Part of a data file
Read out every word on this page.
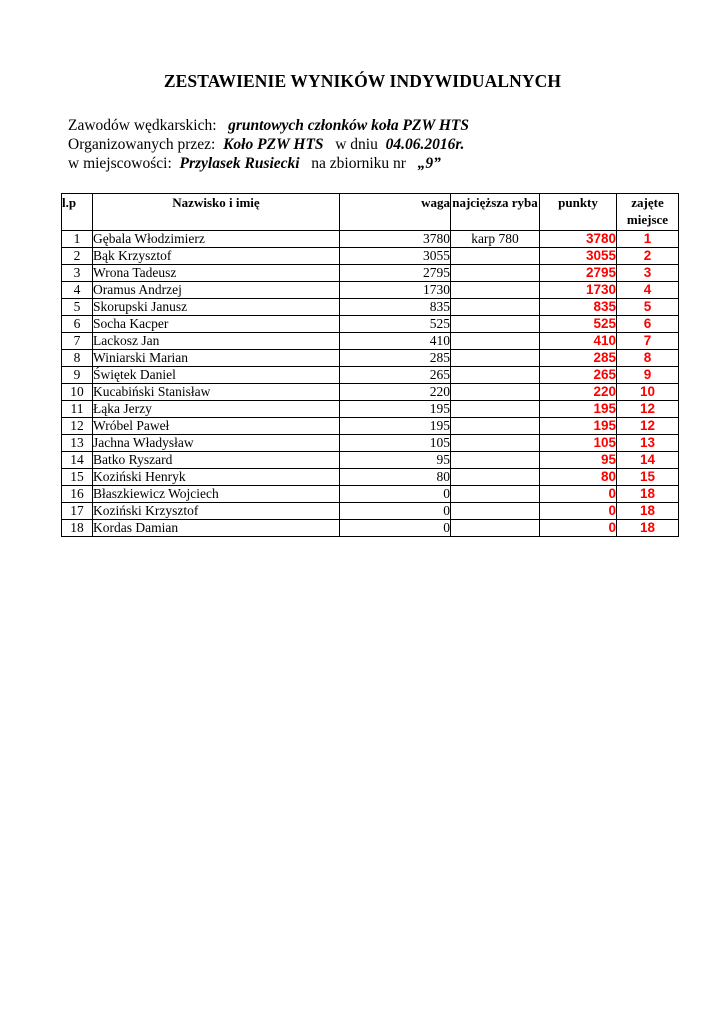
ZESTAWIENIE WYNIKÓW INDYWIDUALNYCH
Zawodów wędkarskich: gruntowych członków koła PZW HTS
Organizowanych przez: Koło PZW HTS w dniu 04.06.2016r.
w miejscowości: Przylasek Rusiecki na zbiorniku nr „9”
l.p	Nazwisko i imię	waga	najcięższa ryba	punkty	zajęte miejsce
1	Gębala Włodzimierz	3780	karp 780	3780	1
2	Bąk Krzysztof	3055		3055	2
3	Wrona Tadeusz	2795		2795	3
4	Oramus Andrzej	1730		1730	4
5	Skorupski Janusz	835		835	5
6	Socha Kacper	525		525	6
7	Lackosz Jan	410		410	7
8	Winiarski Marian	285		285	8
9	Świętek Daniel	265		265	9
10	Kucabiński Stanisław	220		220	10
11	Łąka Jerzy	195		195	12
12	Wróbel Paweł	195		195	12
13	Jachna Władysław	105		105	13
14	Batko Ryszard	95		95	14
15	Koziński Henryk	80		80	15
16	Błaszkiewicz Wojciech	0		0	18
17	Koziński Krzysztof	0		0	18
18	Kordas Damian	0		0	18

**Exercise prompt**
Exclude the pictures, and transcribe all of the material exactly.

**Result for this exercise**
Read out every word on this page.
ZESTAWIENIE WYNIKÓW INDYWIDUALNYCH
Zawodów wędkarskich: gruntowych członków koła PZW HTS
Organizowanych przez: Koło PZW HTS w dniu 04.06.2016r.
w miejscowości: Przylasek Rusiecki na zbiorniku nr „9”
l.p	Nazwisko i imię	waga	najcięższa ryba	punkty	zajęte miejsce
1	Gębala Włodzimierz	3780	karp 780	3780	1
2	Bąk Krzysztof	3055		3055	2
3	Wrona Tadeusz	2795		2795	3
4	Oramus Andrzej	1730		1730	4
5	Skorupski Janusz	835		835	5
6	Socha Kacper	525		525	6
7	Lackosz Jan	410		410	7
8	Winiarski Marian	285		285	8
9	Świętek Daniel	265		265	9
10	Kucabiński Stanisław	220		220	10
11	Łąka Jerzy	195		195	12
12	Wróbel Paweł	195		195	12
13	Jachna Władysław	105		105	13
14	Batko Ryszard	95		95	14
15	Koziński Henryk	80		80	15
16	Błaszkiewicz Wojciech	0		0	18
17	Koziński Krzysztof	0		0	18
18	Kordas Damian	0		0	18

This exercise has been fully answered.